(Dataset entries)
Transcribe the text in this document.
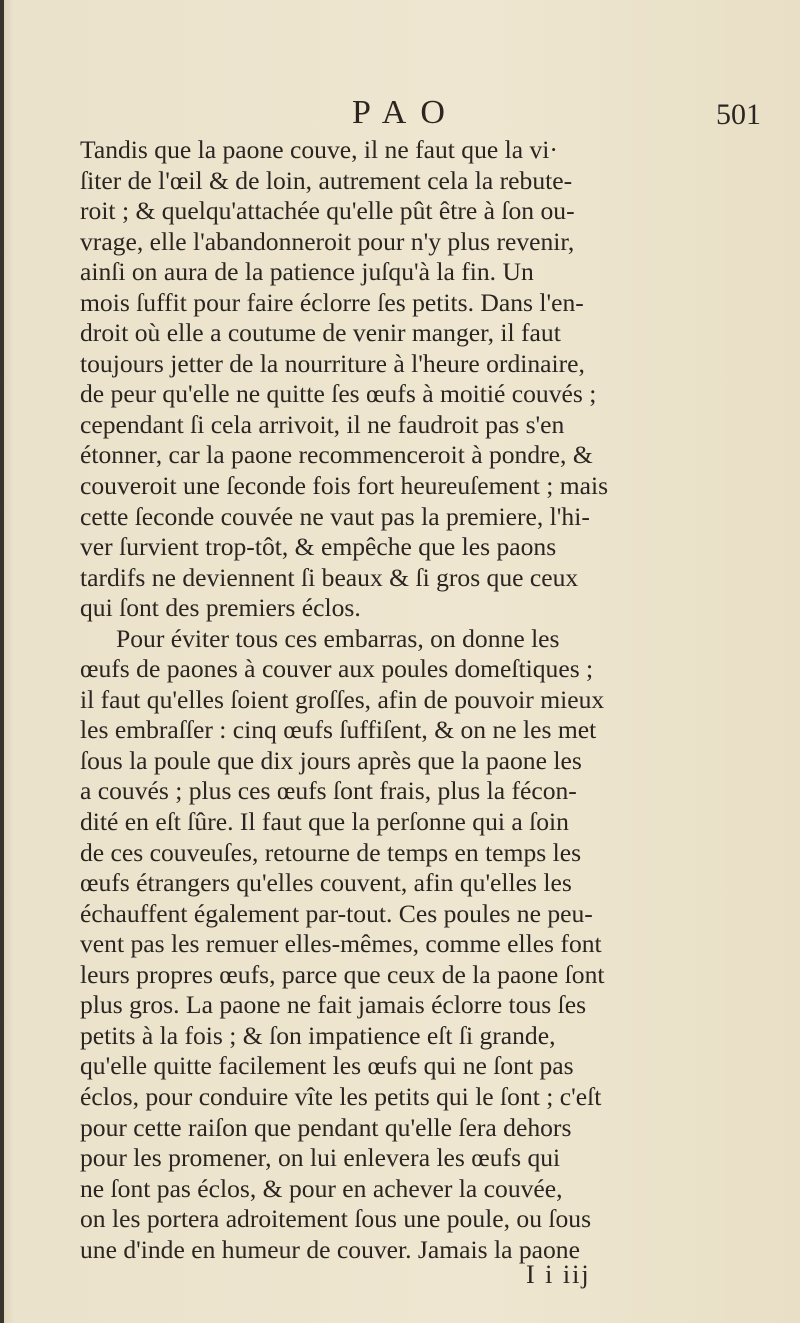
PAO	501
Tandis que la paone couve, il ne faut que la vi·
ſiter de l'œil & de loin, autrement cela la rebute-
roit ; & quelqu'attachée qu'elle pût être à ſon ou-
vrage, elle l'abandonneroit pour n'y plus revenir,
ainſi on aura de la patience juſqu'à la fin. Un
mois ſuffit pour faire éclorre ſes petits. Dans l'en-
droit où elle a coutume de venir manger, il faut
toujours jetter de la nourriture à l'heure ordinaire,
de peur qu'elle ne quitte ſes œufs à moitié couvés ;
cependant ſi cela arrivoit, il ne faudroit pas s'en
étonner, car la paone recommenceroit à pondre, &
couveroit une ſeconde fois fort heureuſement ; mais
cette ſeconde couvée ne vaut pas la premiere, l'hi-
ver ſurvient trop-tôt, & empêche que les paons
tardifs ne deviennent ſi beaux & ſi gros que ceux
qui ſont des premiers éclos.
Pour éviter tous ces embarras, on donne les
œufs de paones à couver aux poules domeſtiques ;
il faut qu'elles ſoient groſſes, afin de pouvoir mieux
les embraſſer : cinq œufs ſuffiſent, & on ne les met
ſous la poule que dix jours après que la paone les
a couvés ; plus ces œufs ſont frais, plus la fécon-
dité en eſt ſûre. Il faut que la perſonne qui a ſoin
de ces couveuſes, retourne de temps en temps les
œufs étrangers qu'elles couvent, afin qu'elles les
échauffent également par-tout. Ces poules ne peu-
vent pas les remuer elles-mêmes, comme elles font
leurs propres œufs, parce que ceux de la paone ſont
plus gros. La paone ne fait jamais éclorre tous ſes
petits à la fois ; & ſon impatience eſt ſi grande,
qu'elle quitte facilement les œufs qui ne ſont pas
éclos, pour conduire vîte les petits qui le ſont ; c'eſt
pour cette raiſon que pendant qu'elle ſera dehors
pour les promener, on lui enlevera les œufs qui
ne ſont pas éclos, & pour en achever la couvée,
on les portera adroitement ſous une poule, ou ſous
une d'inde en humeur de couver. Jamais la paone
I i iij
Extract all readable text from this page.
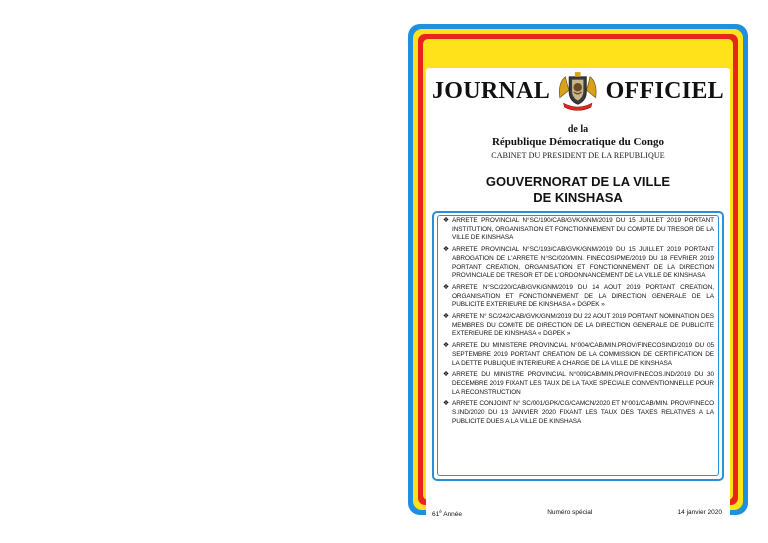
JOURNAL OFFICIEL
de la
République Démocratique du Congo
CABINET DU PRESIDENT DE LA REPUBLIQUE
GOUVERNORAT DE LA VILLE
DE KINSHASA
❖ ARRETE PROVINCIAL N°SC/190/CAB/GVK/GNM/2019 DU 15 JUILLET 2019 PORTANT INSTITUTION, ORGANISATION ET FONCTIONNEMENT DU COMPTE DU TRESOR DE LA VILLE DE KINSHASA
❖ ARRETE PROVINCIAL N°SC/193/CAB/GVK/GNM/2019 DU 15 JUILLET 2019 PORTANT ABROGATION DE L'ARRETE N°SC/020/MIN. FINECOSIPME/2019 DU 18 FEVRIER 2019 PORTANT CREATION, ORGANISATION ET FONCTIONNEMENT DE LA DIRECTION PROVINCIALE DE TRESOR ET DE L'ORDONNANCEMENT DE LA VILLE DE KINSHASA
❖ ARRETE N°SC/220/CAB/GVK/GNM/2019 DU 14 AOUT 2019 PORTANT CREATION, ORGANISATION ET FONCTIONNEMENT DE LA DIRECTION GENERALE DE LA PUBLICITE EXTERIEURE DE KINSHASA « DGPEK »
❖ ARRETE N° SC/242/CAB/GVK/GNM/2019 DU 22 AOUT 2019 PORTANT NOMINATION DES MEMBRES DU COMITE DE DIRECTION DE LA DIRECTION GENERALE DE PUBLICITE EXTERIEURE DE KINSHASA « DGPEK »
❖ ARRETE DU MINISTERE PROVINCIAL N°004/CAB/MIN.PROV/FINECOSIND/2019 DU 05 SEPTEMBRE 2019 PORTANT CREATION DE LA COMMISSION DE CERTIFICATION DE LA DETTE PUBLIQUE INTERIEURE A CHARGE DE LA VILLE DE KINSHASA
❖ ARRETE DU MINISTRE PROVINCIAL N°009CAB/MIN.PROV/FINECOS.IND/2019 DU 30 DECEMBRE 2019 FIXANT LES TAUX DE LA TAXE SPECIALE CONVENTIONNELLE POUR LA RECONSTRUCTION
❖ ARRETE CONJOINT N° SC/001/GPK/CG/CAMCN/2020 ET N°001/CAB/MIN. PROV/FINECO S.IND/2020 DU 13 JANVIER 2020 FIXANT LES TAUX DES TAXES RELATIVES A LA PUBLICITE DUES A LA VILLE DE KINSHASA
$61^è$ Année	Numéro spécial	14 janvier 2020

- _Do this_
Do not copy the pictures, but repeat every line exactly.

- _Written answer_
Transcribe the text in this document.
PAO	501
Tandis que la paone couve, il ne faut que la vi·
ſiter de l'œil & de loin, autrement cela la rebute-
roit ; & quelqu'attachée qu'elle pût être à ſon ou-
vrage, elle l'abandonneroit pour n'y plus revenir,
ainſi on aura de la patience juſqu'à la fin. Un
mois ſuffit pour faire éclorre ſes petits. Dans l'en-
droit où elle a coutume de venir manger, il faut
toujours jetter de la nourriture à l'heure ordinaire,
de peur qu'elle ne quitte ſes œufs à moitié couvés ;
cependant ſi cela arrivoit, il ne faudroit pas s'en
étonner, car la paone recommenceroit à pondre, &
couveroit une ſeconde fois fort heureuſement ; mais
cette ſeconde couvée ne vaut pas la premiere, l'hi-
ver ſurvient trop-tôt, & empêche que les paons
tardifs ne deviennent ſi beaux & ſi gros que ceux
qui ſont des premiers éclos.
Pour éviter tous ces embarras, on donne les
œufs de paones à couver aux poules domeſtiques ;
il faut qu'elles ſoient groſſes, afin de pouvoir mieux
les embraſſer : cinq œufs ſuffiſent, & on ne les met
ſous la poule que dix jours après que la paone les
a couvés ; plus ces œufs ſont frais, plus la fécon-
dité en eſt ſûre. Il faut que la perſonne qui a ſoin
de ces couveuſes, retourne de temps en temps les
œufs étrangers qu'elles couvent, afin qu'elles les
échauffent également par-tout. Ces poules ne peu-
vent pas les remuer elles-mêmes, comme elles font
leurs propres œufs, parce que ceux de la paone ſont
plus gros. La paone ne fait jamais éclorre tous ſes
petits à la fois ; & ſon impatience eſt ſi grande,
qu'elle quitte facilement les œufs qui ne ſont pas
éclos, pour conduire vîte les petits qui le ſont ; c'eſt
pour cette raiſon que pendant qu'elle ſera dehors
pour les promener, on lui enlevera les œufs qui
ne ſont pas éclos, & pour en achever la couvée,
on les portera adroitement ſous une poule, ou ſous
une d'inde en humeur de couver. Jamais la paone
I i iij
Extract all readable text from this page.
JOURNAL OFFICIEL
de la
République Démocratique du Congo
CABINET DU PRESIDENT DE LA REPUBLIQUE
GOUVERNORAT DE LA VILLE
DE KINSHASA
❖ ARRETE PROVINCIAL N°SC/190/CAB/GVK/GNM/2019 DU 15 JUILLET 2019 PORTANT INSTITUTION, ORGANISATION ET FONCTIONNEMENT DU COMPTE DU TRESOR DE LA VILLE DE KINSHASA
❖ ARRETE PROVINCIAL N°SC/193/CAB/GVK/GNM/2019 DU 15 JUILLET 2019 PORTANT ABROGATION DE L'ARRETE N°SC/020/MIN. FINECOSIPME/2019 DU 18 FEVRIER 2019 PORTANT CREATION, ORGANISATION ET FONCTIONNEMENT DE LA DIRECTION PROVINCIALE DE TRESOR ET DE L'ORDONNANCEMENT DE LA VILLE DE KINSHASA
❖ ARRETE N°SC/220/CAB/GVK/GNM/2019 DU 14 AOUT 2019 PORTANT CREATION, ORGANISATION ET FONCTIONNEMENT DE LA DIRECTION GENERALE DE LA PUBLICITE EXTERIEURE DE KINSHASA « DGPEK »
❖ ARRETE N° SC/242/CAB/GVK/GNM/2019 DU 22 AOUT 2019 PORTANT NOMINATION DES MEMBRES DU COMITE DE DIRECTION DE LA DIRECTION GENERALE DE PUBLICITE EXTERIEURE DE KINSHASA « DGPEK »
❖ ARRETE DU MINISTERE PROVINCIAL N°004/CAB/MIN.PROV/FINECOSIND/2019 DU 05 SEPTEMBRE 2019 PORTANT CREATION DE LA COMMISSION DE CERTIFICATION DE LA DETTE PUBLIQUE INTERIEURE A CHARGE DE LA VILLE DE KINSHASA
❖ ARRETE DU MINISTRE PROVINCIAL N°009CAB/MIN.PROV/FINECOS.IND/2019 DU 30 DECEMBRE 2019 FIXANT LES TAUX DE LA TAXE SPECIALE CONVENTIONNELLE POUR LA RECONSTRUCTION
❖ ARRETE CONJOINT N° SC/001/GPK/CG/CAMCN/2020 ET N°001/CAB/MIN. PROV/FINECO S.IND/2020 DU 13 JANVIER 2020 FIXANT LES TAUX DES TAXES RELATIVES A LA PUBLICITE DUES A LA VILLE DE KINSHASA
$61^è$ Année	Numéro spécial	14 janvier 2020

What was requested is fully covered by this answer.